■ INSTRUCTIONS TO FOLLOW
Listed below are entries; give the number of lines among them that include "final", and only that number.
==== DATA EXTRACT
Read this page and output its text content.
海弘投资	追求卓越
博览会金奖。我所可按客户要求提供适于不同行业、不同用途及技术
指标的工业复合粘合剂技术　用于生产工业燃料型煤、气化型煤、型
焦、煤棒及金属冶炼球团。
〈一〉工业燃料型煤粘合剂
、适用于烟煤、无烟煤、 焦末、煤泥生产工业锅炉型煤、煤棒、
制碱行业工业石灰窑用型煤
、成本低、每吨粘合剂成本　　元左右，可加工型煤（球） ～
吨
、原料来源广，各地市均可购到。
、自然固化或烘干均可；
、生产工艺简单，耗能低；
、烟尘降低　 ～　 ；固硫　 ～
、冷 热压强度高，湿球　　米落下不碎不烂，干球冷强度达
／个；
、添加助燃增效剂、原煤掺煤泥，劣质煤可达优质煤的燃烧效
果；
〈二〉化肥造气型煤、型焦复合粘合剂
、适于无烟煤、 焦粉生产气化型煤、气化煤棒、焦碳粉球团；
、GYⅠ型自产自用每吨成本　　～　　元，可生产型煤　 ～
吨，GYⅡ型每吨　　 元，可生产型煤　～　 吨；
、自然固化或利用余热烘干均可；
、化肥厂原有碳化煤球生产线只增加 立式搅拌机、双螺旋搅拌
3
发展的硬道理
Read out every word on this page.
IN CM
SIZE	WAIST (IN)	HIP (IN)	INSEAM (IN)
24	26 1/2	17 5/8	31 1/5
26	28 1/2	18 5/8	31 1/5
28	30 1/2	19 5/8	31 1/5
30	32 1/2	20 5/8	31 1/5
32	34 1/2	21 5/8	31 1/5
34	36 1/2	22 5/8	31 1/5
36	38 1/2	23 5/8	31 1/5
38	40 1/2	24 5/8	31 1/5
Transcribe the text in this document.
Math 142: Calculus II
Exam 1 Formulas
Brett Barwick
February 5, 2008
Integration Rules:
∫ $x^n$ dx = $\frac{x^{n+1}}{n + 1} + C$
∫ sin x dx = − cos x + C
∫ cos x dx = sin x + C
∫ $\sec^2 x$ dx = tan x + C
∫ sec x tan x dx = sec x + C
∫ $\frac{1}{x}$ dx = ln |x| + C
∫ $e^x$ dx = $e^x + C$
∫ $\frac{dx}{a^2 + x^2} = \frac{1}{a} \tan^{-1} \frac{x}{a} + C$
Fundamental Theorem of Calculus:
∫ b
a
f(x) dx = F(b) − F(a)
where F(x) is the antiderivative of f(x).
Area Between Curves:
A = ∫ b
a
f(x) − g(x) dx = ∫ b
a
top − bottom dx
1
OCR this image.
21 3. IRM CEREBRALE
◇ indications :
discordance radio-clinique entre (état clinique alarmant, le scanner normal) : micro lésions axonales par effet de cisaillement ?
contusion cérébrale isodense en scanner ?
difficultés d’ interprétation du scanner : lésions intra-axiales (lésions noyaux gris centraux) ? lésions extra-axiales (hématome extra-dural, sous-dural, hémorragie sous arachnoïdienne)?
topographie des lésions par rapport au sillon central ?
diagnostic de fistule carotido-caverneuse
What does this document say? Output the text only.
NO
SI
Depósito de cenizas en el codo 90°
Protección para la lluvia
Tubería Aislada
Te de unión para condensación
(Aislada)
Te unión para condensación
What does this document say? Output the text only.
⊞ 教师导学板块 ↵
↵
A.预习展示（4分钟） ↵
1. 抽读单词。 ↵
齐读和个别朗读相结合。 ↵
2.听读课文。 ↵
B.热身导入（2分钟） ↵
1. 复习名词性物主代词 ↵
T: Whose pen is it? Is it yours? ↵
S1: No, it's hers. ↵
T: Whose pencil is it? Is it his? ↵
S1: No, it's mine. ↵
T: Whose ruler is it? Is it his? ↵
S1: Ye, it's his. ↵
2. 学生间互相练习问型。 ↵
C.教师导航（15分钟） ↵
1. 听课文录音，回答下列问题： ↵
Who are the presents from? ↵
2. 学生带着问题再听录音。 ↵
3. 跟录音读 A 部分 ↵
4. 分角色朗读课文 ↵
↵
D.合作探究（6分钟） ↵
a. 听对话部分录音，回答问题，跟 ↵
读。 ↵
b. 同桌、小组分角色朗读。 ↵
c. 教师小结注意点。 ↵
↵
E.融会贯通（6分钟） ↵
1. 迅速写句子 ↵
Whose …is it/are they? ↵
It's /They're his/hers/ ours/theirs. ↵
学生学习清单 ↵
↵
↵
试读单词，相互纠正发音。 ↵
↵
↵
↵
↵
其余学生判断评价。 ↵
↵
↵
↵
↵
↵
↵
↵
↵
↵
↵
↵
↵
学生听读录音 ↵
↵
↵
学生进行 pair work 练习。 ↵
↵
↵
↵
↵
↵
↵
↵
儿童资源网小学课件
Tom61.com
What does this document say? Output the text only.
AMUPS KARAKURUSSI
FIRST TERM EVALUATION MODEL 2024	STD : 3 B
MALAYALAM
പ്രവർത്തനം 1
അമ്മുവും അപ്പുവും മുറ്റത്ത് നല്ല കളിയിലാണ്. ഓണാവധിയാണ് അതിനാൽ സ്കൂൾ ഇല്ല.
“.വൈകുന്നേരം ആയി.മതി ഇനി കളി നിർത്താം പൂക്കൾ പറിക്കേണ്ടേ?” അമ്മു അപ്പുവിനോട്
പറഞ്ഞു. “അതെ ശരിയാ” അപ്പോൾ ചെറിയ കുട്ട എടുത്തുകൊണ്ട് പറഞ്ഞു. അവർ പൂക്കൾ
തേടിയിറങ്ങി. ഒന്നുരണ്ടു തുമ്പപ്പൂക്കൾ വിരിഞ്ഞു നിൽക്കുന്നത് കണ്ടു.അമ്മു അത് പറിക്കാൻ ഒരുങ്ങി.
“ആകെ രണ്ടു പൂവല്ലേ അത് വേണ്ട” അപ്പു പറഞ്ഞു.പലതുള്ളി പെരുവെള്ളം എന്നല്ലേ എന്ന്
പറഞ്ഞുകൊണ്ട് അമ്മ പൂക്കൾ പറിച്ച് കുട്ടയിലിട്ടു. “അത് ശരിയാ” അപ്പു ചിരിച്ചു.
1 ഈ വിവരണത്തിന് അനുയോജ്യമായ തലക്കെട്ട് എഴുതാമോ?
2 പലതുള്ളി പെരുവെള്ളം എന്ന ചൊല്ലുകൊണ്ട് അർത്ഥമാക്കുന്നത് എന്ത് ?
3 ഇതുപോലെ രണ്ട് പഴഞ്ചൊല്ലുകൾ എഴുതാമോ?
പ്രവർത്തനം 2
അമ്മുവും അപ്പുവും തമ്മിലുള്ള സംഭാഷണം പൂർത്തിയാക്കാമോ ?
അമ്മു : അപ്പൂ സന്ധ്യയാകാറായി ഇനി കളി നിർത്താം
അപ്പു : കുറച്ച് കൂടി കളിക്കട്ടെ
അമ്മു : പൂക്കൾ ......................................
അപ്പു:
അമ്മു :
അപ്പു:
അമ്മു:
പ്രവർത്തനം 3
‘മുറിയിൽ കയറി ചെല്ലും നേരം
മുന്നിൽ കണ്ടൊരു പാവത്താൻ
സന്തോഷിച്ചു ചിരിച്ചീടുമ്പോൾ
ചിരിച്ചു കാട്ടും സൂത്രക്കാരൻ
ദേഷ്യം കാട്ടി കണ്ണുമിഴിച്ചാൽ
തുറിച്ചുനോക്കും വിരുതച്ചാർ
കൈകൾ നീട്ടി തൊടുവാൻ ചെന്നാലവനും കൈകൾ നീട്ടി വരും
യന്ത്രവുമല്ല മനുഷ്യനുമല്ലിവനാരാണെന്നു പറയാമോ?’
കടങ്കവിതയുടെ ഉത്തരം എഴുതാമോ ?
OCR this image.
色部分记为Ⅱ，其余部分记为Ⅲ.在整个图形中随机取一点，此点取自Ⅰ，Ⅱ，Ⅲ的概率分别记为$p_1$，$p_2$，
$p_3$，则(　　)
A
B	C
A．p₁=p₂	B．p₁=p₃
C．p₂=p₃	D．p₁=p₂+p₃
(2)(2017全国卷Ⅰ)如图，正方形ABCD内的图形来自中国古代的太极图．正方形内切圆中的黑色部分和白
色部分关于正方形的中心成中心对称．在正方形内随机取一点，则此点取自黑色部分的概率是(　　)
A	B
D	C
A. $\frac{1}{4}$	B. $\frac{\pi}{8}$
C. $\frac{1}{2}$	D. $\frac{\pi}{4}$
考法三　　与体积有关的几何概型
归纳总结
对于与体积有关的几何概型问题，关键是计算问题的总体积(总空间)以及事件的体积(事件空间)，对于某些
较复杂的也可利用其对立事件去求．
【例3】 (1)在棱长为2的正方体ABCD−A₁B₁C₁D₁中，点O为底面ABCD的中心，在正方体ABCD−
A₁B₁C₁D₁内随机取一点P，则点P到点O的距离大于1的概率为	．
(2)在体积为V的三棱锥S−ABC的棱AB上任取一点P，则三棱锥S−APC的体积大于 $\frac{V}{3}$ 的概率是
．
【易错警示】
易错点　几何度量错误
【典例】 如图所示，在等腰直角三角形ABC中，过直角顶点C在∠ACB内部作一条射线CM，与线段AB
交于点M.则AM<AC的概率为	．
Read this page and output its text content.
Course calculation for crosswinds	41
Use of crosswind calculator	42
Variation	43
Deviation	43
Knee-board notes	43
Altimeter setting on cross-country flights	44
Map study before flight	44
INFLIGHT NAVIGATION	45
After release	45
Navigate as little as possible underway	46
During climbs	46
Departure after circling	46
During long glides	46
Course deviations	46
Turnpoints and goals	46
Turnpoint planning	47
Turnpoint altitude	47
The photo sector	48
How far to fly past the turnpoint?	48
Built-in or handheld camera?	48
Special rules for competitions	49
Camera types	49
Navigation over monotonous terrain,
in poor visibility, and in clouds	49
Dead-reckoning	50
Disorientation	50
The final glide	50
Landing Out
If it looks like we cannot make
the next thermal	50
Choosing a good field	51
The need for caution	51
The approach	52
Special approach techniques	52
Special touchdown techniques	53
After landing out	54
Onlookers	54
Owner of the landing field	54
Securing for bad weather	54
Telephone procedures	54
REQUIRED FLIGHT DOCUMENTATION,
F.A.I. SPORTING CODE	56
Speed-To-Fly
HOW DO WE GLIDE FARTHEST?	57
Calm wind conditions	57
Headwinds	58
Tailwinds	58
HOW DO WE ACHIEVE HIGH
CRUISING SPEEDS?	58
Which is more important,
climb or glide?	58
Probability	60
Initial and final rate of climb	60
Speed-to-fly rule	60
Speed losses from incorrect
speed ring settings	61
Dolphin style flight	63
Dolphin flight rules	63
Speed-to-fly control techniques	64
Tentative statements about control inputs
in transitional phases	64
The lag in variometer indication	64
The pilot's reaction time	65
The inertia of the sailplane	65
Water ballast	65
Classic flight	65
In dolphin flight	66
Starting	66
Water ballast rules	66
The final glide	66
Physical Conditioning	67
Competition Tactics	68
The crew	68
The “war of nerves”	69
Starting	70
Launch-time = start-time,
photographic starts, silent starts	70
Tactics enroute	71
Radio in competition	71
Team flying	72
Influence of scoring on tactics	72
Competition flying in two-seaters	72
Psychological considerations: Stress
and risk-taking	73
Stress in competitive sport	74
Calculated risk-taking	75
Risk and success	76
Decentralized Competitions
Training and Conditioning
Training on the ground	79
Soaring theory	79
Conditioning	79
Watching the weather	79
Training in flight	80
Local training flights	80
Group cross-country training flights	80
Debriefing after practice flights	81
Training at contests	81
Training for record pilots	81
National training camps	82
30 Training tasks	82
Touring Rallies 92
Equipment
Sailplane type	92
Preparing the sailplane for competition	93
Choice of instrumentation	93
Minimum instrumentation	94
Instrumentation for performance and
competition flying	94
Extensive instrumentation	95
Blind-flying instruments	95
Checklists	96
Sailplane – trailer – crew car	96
========
■ TASK ANSWER
3